Reproduce the listing below in its entirety. Change nothing.

Records about charts and figures:

□ □ □ □ □ □ □

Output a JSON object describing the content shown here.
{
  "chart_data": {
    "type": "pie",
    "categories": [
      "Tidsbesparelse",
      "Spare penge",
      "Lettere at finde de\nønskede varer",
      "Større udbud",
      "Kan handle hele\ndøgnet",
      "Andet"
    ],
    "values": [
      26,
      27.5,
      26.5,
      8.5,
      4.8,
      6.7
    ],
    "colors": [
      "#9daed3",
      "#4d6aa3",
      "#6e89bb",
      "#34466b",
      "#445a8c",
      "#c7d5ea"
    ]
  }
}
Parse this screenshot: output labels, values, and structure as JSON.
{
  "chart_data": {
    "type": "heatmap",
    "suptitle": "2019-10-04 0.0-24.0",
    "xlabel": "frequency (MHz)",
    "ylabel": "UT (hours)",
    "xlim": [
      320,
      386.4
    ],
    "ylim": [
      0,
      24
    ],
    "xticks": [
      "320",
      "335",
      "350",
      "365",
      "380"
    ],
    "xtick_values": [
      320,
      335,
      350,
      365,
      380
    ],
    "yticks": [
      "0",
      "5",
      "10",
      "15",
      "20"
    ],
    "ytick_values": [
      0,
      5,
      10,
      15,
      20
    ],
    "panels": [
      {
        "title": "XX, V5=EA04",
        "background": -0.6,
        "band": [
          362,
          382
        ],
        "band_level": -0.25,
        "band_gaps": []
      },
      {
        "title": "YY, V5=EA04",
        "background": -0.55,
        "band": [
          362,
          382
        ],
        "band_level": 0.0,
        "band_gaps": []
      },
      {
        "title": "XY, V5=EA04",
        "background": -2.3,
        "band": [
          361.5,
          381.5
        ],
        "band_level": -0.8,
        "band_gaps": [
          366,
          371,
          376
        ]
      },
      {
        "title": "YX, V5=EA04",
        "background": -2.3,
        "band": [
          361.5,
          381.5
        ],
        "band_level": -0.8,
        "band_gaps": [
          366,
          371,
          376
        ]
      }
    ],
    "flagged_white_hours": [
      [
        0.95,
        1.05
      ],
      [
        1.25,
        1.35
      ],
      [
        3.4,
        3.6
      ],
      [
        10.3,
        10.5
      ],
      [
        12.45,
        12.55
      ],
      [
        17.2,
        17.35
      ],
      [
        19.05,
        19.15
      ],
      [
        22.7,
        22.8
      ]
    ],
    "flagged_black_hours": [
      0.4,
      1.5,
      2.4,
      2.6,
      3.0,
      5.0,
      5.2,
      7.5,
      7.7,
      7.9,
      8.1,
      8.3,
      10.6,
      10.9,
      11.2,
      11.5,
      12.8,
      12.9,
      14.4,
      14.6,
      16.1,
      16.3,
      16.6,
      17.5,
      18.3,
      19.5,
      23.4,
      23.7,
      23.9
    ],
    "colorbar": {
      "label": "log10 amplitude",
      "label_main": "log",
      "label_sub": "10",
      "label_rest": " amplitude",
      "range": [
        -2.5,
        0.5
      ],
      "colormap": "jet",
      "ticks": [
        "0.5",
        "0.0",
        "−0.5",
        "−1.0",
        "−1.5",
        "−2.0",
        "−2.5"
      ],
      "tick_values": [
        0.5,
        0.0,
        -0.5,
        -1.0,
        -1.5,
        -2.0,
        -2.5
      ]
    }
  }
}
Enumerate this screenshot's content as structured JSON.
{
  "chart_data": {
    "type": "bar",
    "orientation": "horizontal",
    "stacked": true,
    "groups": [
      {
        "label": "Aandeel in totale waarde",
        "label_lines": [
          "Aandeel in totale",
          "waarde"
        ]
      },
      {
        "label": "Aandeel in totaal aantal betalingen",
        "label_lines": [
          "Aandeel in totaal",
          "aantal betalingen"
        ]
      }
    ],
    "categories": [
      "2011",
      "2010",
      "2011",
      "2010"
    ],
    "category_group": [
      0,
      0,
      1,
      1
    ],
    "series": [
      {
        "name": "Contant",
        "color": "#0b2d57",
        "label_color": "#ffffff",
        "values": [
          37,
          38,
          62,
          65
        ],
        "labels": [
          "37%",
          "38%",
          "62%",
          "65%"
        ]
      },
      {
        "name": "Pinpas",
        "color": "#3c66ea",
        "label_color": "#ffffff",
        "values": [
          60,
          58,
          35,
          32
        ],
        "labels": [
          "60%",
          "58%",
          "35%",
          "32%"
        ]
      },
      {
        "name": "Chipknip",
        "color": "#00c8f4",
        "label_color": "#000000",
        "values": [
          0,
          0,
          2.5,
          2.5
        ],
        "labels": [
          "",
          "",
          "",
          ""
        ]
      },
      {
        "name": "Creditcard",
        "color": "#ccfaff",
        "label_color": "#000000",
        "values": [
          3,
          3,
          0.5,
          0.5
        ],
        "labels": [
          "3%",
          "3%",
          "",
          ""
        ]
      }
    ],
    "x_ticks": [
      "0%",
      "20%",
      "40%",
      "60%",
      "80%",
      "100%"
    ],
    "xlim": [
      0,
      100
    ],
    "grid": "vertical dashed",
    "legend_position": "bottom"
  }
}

□ □ □ □ □ □ □

◆ Final result:
Output a JSON object describing the content shown here.
{
  "chart_data": {
    "type": "pie",
    "categories": [
      "Tidsbesparelse",
      "Spare penge",
      "Lettere at finde de\nønskede varer",
      "Større udbud",
      "Kan handle hele\ndøgnet",
      "Andet"
    ],
    "values": [
      26,
      27.5,
      26.5,
      8.5,
      4.8,
      6.7
    ],
    "colors": [
      "#9daed3",
      "#4d6aa3",
      "#6e89bb",
      "#34466b",
      "#445a8c",
      "#c7d5ea"
    ]
  }
}
Parse this screenshot: output labels, values, and structure as JSON.
{
  "chart_data": {
    "type": "heatmap",
    "suptitle": "2019-10-04 0.0-24.0",
    "xlabel": "frequency (MHz)",
    "ylabel": "UT (hours)",
    "xlim": [
      320,
      386.4
    ],
    "ylim": [
      0,
      24
    ],
    "xticks": [
      "320",
      "335",
      "350",
      "365",
      "380"
    ],
    "xtick_values": [
      320,
      335,
      350,
      365,
      380
    ],
    "yticks": [
      "0",
      "5",
      "10",
      "15",
      "20"
    ],
    "ytick_values": [
      0,
      5,
      10,
      15,
      20
    ],
    "panels": [
      {
        "title": "XX, V5=EA04",
        "background": -0.6,
        "band": [
          362,
          382
        ],
        "band_level": -0.25,
        "band_gaps": []
      },
      {
        "title": "YY, V5=EA04",
        "background": -0.55,
        "band": [
          362,
          382
        ],
        "band_level": 0.0,
        "band_gaps": []
      },
      {
        "title": "XY, V5=EA04",
        "background": -2.3,
        "band": [
          361.5,
          381.5
        ],
        "band_level": -0.8,
        "band_gaps": [
          366,
          371,
          376
        ]
      },
      {
        "title": "YX, V5=EA04",
        "background": -2.3,
        "band": [
          361.5,
          381.5
        ],
        "band_level": -0.8,
        "band_gaps": [
          366,
          371,
          376
        ]
      }
    ],
    "flagged_white_hours": [
      [
        0.95,
        1.05
      ],
      [
        1.25,
        1.35
      ],
      [
        3.4,
        3.6
      ],
      [
        10.3,
        10.5
      ],
      [
        12.45,
        12.55
      ],
      [
        17.2,
        17.35
      ],
      [
        19.05,
        19.15
      ],
      [
        22.7,
        22.8
      ]
    ],
    "flagged_black_hours": [
      0.4,
      1.5,
      2.4,
      2.6,
      3.0,
      5.0,
      5.2,
      7.5,
      7.7,
      7.9,
      8.1,
      8.3,
      10.6,
      10.9,
      11.2,
      11.5,
      12.8,
      12.9,
      14.4,
      14.6,
      16.1,
      16.3,
      16.6,
      17.5,
      18.3,
      19.5,
      23.4,
      23.7,
      23.9
    ],
    "colorbar": {
      "label": "log10 amplitude",
      "label_main": "log",
      "label_sub": "10",
      "label_rest": " amplitude",
      "range": [
        -2.5,
        0.5
      ],
      "colormap": "jet",
      "ticks": [
        "0.5",
        "0.0",
        "−0.5",
        "−1.0",
        "−1.5",
        "−2.0",
        "−2.5"
      ],
      "tick_values": [
        0.5,
        0.0,
        -0.5,
        -1.0,
        -1.5,
        -2.0,
        -2.5
      ]
    }
  }
}
Enumerate this screenshot's content as structured JSON.
{
  "chart_data": {
    "type": "bar",
    "orientation": "horizontal",
    "stacked": true,
    "groups": [
      {
        "label": "Aandeel in totale waarde",
        "label_lines": [
          "Aandeel in totale",
          "waarde"
        ]
      },
      {
        "label": "Aandeel in totaal aantal betalingen",
        "label_lines": [
          "Aandeel in totaal",
          "aantal betalingen"
        ]
      }
    ],
    "categories": [
      "2011",
      "2010",
      "2011",
      "2010"
    ],
    "category_group": [
      0,
      0,
      1,
      1
    ],
    "series": [
      {
        "name": "Contant",
        "color": "#0b2d57",
        "label_color": "#ffffff",
        "values": [
          37,
          38,
          62,
          65
        ],
        "labels": [
          "37%",
          "38%",
          "62%",
          "65%"
        ]
      },
      {
        "name": "Pinpas",
        "color": "#3c66ea",
        "label_color": "#ffffff",
        "values": [
          60,
          58,
          35,
          32
        ],
        "labels": [
          "60%",
          "58%",
          "35%",
          "32%"
        ]
      },
      {
        "name": "Chipknip",
        "color": "#00c8f4",
        "label_color": "#000000",
        "values": [
          0,
          0,
          2.5,
          2.5
        ],
        "labels": [
          "",
          "",
          "",
          ""
        ]
      },
      {
        "name": "Creditcard",
        "color": "#ccfaff",
        "label_color": "#000000",
        "values": [
          3,
          3,
          0.5,
          0.5
        ],
        "labels": [
          "3%",
          "3%",
          "",
          ""
        ]
      }
    ],
    "x_ticks": [
      "0%",
      "20%",
      "40%",
      "60%",
      "80%",
      "100%"
    ],
    "xlim": [
      0,
      100
    ],
    "grid": "vertical dashed",
    "legend_position": "bottom"
  }
}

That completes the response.